# Extracted records
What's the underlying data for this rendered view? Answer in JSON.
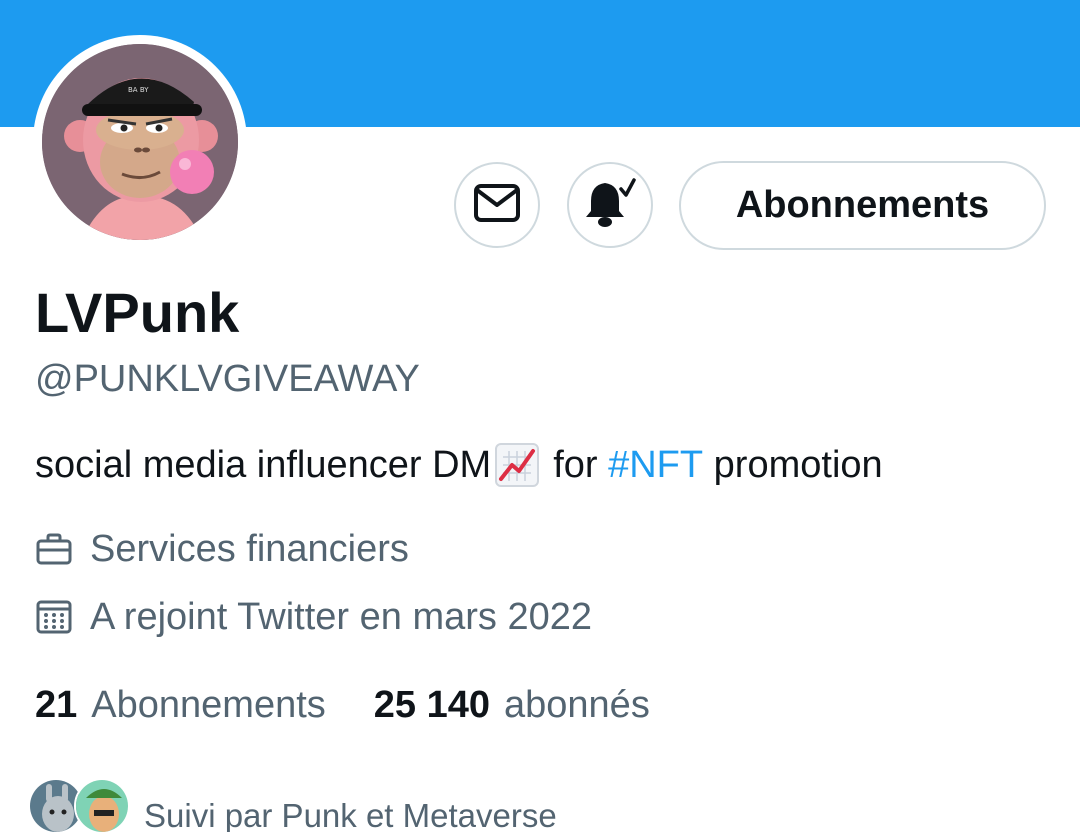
{
  "profile": {
    "display_name": "LVPunk",
    "handle": "@PUNKLVGIVEAWAY",
    "bio": {
      "part1": "social media influencer DM",
      "emoji_icon": "chart-increasing-icon",
      "part2": "for",
      "hashtag": "#NFT",
      "part3": "promotion"
    },
    "category": "Services financiers",
    "joined": "A rejoint Twitter en mars 2022",
    "following_count": "21",
    "following_label": "Abonnements",
    "followers_count": "25 140",
    "followers_label": "abonnés",
    "followed_by": "Suivi par Punk et Metaverse"
  },
  "actions": {
    "message_icon": "mail-icon",
    "notify_icon": "bell-check-icon",
    "follow_label": "Abonnements"
  },
  "colors": {
    "banner": "#1d9bf0",
    "link": "#1d9bf0",
    "secondary_text": "#536471",
    "border": "#cfd9de"
  }
}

# Exercise directions
Each record above should come back exactly the same, only without its pictures.

# Answer to this task
What's the underlying data for this rendered view? Answer in JSON.
{
  "profile": {
    "display_name": "LVPunk",
    "handle": "@PUNKLVGIVEAWAY",
    "bio": {
      "part1": "social media influencer DM",
      "emoji_icon": "chart-increasing-icon",
      "part2": "for",
      "hashtag": "#NFT",
      "part3": "promotion"
    },
    "category": "Services financiers",
    "joined": "A rejoint Twitter en mars 2022",
    "following_count": "21",
    "following_label": "Abonnements",
    "followers_count": "25 140",
    "followers_label": "abonnés",
    "followed_by": "Suivi par Punk et Metaverse"
  },
  "actions": {
    "message_icon": "mail-icon",
    "notify_icon": "bell-check-icon",
    "follow_label": "Abonnements"
  },
  "colors": {
    "banner": "#1d9bf0",
    "link": "#1d9bf0",
    "secondary_text": "#536471",
    "border": "#cfd9de"
  }
}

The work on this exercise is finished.